Only a number is wanted: the count of lines in this listing that contain "those".

◇ ◇ ◇ ◇ ◇

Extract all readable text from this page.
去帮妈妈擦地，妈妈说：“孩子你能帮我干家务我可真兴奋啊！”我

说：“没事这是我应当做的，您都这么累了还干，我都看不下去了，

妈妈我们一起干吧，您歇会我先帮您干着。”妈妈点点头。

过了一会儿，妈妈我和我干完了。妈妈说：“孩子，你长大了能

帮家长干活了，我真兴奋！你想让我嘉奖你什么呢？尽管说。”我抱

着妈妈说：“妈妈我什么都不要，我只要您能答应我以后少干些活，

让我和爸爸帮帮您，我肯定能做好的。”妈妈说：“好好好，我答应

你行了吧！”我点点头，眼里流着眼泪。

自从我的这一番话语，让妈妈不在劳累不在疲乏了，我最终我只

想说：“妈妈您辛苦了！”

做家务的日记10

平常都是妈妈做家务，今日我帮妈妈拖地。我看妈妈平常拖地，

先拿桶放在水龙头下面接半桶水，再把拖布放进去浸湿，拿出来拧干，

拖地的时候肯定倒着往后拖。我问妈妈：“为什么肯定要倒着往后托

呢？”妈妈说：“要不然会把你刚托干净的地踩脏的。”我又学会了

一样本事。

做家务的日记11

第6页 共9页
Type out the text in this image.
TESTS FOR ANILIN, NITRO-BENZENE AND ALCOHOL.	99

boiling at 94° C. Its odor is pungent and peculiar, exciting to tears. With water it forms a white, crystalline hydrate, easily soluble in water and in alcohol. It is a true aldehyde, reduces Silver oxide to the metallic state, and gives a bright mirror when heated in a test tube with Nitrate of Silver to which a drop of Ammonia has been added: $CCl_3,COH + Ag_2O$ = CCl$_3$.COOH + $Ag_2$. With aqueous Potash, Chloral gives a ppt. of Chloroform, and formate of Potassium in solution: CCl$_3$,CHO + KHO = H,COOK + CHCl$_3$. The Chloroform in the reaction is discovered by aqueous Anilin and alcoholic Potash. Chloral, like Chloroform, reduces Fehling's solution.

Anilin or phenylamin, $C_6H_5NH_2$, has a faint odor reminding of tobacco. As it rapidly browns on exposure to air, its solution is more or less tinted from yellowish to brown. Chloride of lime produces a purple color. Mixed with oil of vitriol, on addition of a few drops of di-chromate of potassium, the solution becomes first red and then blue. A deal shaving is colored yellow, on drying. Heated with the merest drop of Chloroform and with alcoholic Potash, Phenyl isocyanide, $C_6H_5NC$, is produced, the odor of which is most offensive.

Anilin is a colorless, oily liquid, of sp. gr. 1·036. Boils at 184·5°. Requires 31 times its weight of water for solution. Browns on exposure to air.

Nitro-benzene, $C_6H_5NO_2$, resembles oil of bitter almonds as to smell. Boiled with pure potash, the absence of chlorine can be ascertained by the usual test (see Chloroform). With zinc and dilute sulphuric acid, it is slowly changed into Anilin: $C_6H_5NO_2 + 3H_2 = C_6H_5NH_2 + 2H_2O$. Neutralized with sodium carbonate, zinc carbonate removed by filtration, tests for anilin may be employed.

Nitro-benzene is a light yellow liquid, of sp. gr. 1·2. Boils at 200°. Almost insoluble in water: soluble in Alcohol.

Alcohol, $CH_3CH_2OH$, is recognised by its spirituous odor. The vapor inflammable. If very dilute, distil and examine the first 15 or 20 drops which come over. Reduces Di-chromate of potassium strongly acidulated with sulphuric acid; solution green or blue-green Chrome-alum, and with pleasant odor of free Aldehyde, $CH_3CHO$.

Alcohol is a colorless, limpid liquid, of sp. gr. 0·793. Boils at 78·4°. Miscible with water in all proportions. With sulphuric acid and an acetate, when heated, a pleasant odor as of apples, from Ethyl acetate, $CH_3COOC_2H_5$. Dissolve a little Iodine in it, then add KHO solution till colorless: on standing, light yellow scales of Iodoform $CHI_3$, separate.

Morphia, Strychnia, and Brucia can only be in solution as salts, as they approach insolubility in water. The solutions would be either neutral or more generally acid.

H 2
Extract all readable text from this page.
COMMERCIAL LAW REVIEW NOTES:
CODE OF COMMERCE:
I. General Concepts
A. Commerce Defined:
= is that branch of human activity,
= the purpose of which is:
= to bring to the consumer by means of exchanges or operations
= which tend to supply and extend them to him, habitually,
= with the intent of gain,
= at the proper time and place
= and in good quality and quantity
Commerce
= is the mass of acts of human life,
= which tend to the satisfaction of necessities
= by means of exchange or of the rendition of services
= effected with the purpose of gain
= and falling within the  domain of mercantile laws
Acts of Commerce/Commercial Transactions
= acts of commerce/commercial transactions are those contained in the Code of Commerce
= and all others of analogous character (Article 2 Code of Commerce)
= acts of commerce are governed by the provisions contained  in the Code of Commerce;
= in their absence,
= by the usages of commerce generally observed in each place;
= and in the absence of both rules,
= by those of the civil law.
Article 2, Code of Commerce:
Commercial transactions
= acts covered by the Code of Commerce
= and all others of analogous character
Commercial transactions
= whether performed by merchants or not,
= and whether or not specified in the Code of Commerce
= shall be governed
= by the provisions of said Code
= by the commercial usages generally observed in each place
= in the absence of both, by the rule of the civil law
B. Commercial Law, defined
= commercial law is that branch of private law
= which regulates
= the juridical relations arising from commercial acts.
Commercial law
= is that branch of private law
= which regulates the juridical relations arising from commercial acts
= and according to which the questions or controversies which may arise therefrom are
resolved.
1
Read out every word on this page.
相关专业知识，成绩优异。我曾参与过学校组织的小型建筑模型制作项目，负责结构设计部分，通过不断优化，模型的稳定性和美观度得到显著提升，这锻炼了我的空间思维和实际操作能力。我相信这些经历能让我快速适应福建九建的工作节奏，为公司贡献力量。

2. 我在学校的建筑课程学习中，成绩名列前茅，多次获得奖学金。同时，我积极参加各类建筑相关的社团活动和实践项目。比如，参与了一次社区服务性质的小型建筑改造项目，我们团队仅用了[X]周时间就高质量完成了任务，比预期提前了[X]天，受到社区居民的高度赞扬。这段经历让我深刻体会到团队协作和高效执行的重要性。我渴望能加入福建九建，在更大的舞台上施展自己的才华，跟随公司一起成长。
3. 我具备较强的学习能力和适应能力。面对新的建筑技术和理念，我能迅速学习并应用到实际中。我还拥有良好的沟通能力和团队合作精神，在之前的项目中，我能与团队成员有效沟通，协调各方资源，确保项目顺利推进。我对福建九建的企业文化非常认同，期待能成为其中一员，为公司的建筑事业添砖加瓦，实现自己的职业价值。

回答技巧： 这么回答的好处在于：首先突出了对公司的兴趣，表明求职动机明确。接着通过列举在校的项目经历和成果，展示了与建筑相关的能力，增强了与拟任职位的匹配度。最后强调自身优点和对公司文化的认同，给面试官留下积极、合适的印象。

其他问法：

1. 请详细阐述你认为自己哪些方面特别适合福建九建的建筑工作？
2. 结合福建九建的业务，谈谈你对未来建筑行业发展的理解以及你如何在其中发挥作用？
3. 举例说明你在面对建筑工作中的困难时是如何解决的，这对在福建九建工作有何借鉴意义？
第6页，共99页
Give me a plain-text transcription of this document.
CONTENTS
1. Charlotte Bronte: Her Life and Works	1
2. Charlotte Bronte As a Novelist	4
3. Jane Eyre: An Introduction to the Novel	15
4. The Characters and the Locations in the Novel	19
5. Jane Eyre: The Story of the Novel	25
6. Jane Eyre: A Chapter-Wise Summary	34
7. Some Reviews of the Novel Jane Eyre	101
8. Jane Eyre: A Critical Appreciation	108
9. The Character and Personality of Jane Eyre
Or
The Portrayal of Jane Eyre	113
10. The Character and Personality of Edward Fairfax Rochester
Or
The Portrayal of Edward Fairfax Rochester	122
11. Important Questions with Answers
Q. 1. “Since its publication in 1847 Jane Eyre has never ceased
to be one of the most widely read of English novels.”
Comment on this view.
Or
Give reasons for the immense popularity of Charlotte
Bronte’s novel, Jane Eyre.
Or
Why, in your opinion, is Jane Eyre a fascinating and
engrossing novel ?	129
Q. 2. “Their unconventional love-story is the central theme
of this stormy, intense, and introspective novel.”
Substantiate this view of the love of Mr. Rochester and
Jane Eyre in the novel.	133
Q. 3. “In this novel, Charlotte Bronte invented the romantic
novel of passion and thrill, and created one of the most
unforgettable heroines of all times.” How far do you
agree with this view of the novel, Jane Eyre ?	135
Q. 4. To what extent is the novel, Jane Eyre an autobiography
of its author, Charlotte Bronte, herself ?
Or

◇ ◇ ◇ ◇ ◇

#### [Written reply]
2